Short problem -
Take each line that has the word "color" and return it.

---------- Raw data ----------

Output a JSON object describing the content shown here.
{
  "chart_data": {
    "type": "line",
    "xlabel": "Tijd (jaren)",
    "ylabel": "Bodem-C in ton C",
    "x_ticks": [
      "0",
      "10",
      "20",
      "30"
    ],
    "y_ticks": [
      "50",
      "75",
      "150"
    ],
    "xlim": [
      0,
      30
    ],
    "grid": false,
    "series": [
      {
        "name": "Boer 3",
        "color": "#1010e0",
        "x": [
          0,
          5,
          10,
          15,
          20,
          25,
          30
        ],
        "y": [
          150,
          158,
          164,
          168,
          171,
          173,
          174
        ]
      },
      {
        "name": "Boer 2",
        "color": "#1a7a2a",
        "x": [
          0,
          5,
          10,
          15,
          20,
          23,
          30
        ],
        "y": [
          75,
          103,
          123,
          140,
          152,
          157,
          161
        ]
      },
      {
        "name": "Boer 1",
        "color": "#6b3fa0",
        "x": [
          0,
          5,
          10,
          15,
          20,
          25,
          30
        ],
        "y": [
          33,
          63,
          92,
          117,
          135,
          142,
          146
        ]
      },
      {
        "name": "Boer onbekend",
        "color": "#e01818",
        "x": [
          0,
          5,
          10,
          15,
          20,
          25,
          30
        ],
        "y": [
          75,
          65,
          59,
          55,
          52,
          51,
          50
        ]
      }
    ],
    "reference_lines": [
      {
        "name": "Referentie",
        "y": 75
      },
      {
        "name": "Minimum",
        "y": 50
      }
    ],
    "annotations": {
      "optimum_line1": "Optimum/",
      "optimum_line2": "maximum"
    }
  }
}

----------
---------- Raw data ----------

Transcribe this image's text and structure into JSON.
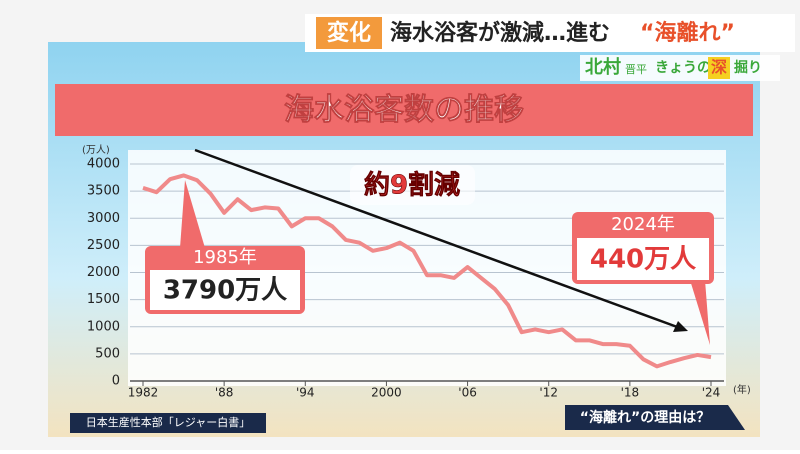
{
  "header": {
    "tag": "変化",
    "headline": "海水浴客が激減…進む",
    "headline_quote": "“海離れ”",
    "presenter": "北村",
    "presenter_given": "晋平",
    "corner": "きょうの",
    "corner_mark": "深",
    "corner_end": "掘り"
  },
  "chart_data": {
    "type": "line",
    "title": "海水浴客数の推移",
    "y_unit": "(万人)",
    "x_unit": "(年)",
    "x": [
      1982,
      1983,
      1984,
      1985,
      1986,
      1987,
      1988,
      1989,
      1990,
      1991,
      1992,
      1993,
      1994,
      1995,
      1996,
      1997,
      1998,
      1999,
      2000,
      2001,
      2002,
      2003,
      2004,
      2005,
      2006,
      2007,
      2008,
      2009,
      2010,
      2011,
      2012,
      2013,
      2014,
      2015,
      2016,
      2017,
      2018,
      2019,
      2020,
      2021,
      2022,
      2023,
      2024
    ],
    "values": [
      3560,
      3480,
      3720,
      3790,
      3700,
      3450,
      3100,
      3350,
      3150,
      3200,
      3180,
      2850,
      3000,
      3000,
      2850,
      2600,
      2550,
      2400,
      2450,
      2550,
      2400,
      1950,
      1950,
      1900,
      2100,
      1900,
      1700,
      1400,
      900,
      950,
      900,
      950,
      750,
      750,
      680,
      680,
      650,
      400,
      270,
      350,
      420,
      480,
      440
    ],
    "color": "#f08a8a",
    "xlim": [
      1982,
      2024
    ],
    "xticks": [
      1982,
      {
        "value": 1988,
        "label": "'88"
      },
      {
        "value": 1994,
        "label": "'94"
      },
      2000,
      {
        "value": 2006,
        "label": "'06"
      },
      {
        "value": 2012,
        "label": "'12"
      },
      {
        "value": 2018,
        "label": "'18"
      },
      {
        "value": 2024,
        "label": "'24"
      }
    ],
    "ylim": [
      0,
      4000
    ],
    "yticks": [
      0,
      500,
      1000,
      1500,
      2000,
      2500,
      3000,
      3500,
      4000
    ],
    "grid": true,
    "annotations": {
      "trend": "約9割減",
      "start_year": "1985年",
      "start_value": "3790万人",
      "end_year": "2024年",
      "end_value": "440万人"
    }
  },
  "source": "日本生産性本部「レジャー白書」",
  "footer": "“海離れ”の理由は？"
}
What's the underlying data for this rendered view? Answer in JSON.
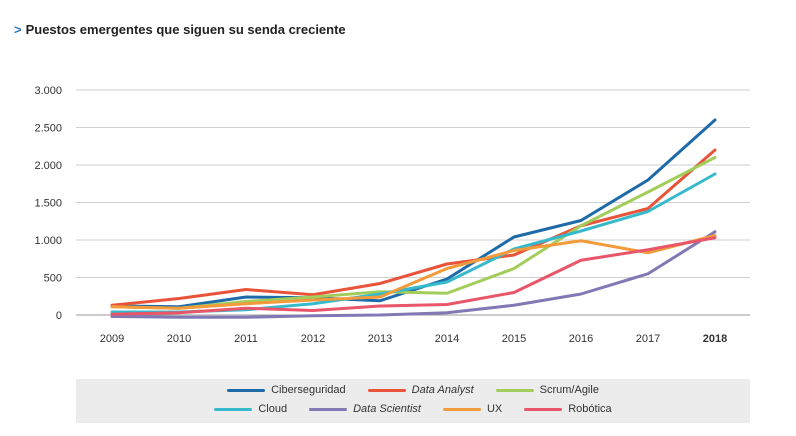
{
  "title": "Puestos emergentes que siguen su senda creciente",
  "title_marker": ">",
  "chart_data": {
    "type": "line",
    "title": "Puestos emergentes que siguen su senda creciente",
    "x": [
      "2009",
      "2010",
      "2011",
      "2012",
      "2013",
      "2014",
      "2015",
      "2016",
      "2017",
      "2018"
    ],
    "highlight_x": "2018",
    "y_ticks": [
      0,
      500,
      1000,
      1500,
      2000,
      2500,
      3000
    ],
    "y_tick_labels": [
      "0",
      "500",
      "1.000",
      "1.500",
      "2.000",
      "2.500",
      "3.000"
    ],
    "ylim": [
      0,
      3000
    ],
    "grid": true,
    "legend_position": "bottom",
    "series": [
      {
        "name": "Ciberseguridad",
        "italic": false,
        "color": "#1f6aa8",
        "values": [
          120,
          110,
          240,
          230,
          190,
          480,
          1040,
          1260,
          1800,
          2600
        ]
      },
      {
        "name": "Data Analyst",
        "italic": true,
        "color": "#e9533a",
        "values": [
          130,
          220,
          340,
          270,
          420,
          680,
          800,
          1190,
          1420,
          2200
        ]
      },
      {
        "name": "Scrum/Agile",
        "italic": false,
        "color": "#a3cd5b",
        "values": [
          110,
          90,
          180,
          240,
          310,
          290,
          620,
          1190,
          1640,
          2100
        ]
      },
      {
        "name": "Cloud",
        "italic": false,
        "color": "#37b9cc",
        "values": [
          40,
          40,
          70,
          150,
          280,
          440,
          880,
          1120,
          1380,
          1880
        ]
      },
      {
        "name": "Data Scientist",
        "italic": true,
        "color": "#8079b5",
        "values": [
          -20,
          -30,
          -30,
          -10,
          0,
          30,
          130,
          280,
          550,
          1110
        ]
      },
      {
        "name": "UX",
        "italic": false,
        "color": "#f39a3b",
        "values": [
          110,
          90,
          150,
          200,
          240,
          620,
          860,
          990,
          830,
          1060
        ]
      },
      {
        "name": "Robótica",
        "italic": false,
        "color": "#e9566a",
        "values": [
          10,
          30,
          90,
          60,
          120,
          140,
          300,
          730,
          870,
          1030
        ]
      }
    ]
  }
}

----------

Solution to this task -
        "color": "#1010e0",
        "color": "#1a7a2a",
        "color": "#6b3fa0",
        "color": "#e01818",
    "color": "#f08a8a",
        "color": "#1f6aa8",
        "color": "#e9533a",
        "color": "#a3cd5b",
        "color": "#37b9cc",
        "color": "#8079b5",
        "color": "#f39a3b",
        "color": "#e9566a",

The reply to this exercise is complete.